(Given instruction): Every line that holds "phone" should be shown.

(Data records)
::::::::::

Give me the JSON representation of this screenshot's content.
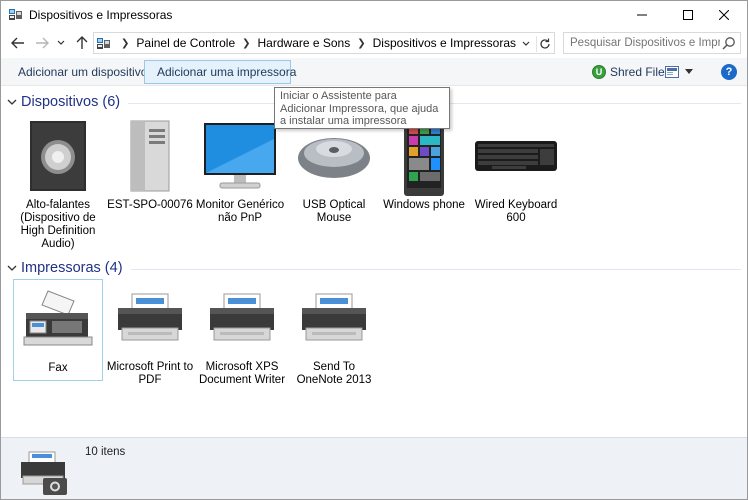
{
  "window": {
    "title": "Dispositivos e Impressoras"
  },
  "address": {
    "breadcrumbs": [
      "Painel de Controle",
      "Hardware e Sons",
      "Dispositivos e Impressoras"
    ]
  },
  "search": {
    "placeholder": "Pesquisar Dispositivos e Impr..."
  },
  "commands": {
    "add_device": "Adicionar um dispositivo",
    "add_printer": "Adicionar uma impressora",
    "shred_file": "Shred File"
  },
  "tooltip": {
    "text": "Iniciar o Assistente para Adicionar Impressora, que ajuda a instalar uma impressora"
  },
  "devices_group": {
    "label": "Dispositivos (6)",
    "items": [
      {
        "label": "Alto-falantes (Dispositivo de High Definition Audio)",
        "icon": "speaker-icon"
      },
      {
        "label": "EST-SPO-00076",
        "icon": "computer-tower-icon"
      },
      {
        "label": "Monitor Genérico não PnP",
        "icon": "monitor-icon"
      },
      {
        "label": "USB Optical Mouse",
        "icon": "mouse-icon"
      },
      {
        "label": "Windows phone",
        "icon": "phone-icon"
      },
      {
        "label": "Wired Keyboard 600",
        "icon": "keyboard-icon"
      }
    ]
  },
  "printers_group": {
    "label": "Impressoras (4)",
    "items": [
      {
        "label": "Fax",
        "icon": "fax-icon"
      },
      {
        "label": "Microsoft Print to PDF",
        "icon": "printer-icon"
      },
      {
        "label": "Microsoft XPS Document Writer",
        "icon": "printer-icon"
      },
      {
        "label": "Send To OneNote 2013",
        "icon": "printer-icon"
      }
    ]
  },
  "details": {
    "count": "10 itens"
  },
  "colors": {
    "accent": "#1e3287",
    "selection_border": "#a0d0ea",
    "command_hover": "#e5f1fb"
  }
}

::::::::::

(Solution to this exercise):
        "label": "Windows phone",
        "icon": "phone-icon"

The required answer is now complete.